Task prompt: Work out how many lines in the entries below include the word "wyborczych". Give nothing but the number.

Provided records:
━━━━━━

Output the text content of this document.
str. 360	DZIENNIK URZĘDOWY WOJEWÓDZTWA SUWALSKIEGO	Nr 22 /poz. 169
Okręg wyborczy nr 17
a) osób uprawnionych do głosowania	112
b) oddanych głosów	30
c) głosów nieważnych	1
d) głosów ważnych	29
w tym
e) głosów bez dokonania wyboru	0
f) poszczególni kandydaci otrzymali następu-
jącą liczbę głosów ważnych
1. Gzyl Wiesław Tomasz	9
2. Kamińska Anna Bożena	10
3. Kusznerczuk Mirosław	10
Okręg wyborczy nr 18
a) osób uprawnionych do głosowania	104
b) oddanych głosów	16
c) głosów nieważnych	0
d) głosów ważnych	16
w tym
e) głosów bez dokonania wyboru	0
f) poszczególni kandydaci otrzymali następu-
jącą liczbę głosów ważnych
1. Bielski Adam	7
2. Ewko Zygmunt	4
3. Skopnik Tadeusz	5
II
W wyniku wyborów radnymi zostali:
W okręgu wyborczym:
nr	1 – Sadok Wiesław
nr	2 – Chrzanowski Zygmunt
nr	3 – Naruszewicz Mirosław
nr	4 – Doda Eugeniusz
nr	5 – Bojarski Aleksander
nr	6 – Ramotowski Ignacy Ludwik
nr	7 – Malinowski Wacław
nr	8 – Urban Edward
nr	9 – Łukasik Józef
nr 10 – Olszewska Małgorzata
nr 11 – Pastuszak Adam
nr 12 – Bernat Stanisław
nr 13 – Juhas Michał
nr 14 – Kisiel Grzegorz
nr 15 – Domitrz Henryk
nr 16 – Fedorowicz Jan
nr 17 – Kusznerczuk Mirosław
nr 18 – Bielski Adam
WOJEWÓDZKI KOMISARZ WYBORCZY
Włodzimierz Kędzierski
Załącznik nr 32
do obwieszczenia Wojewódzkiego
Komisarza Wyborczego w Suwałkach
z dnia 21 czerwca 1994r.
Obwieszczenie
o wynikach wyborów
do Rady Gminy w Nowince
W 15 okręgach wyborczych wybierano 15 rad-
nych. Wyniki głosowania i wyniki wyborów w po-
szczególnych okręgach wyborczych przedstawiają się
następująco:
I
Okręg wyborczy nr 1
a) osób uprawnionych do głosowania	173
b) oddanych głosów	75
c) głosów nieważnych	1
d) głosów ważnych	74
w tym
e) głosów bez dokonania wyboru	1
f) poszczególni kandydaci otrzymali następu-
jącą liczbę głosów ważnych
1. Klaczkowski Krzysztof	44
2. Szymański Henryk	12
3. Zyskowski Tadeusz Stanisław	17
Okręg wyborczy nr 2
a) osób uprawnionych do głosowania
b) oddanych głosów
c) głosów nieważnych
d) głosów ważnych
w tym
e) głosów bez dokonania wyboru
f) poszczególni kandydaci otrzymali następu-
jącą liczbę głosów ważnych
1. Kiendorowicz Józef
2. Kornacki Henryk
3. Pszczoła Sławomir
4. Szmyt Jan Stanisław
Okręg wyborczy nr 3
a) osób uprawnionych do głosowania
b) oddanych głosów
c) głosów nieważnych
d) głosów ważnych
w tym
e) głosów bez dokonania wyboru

━━━━━━

Final answer: 2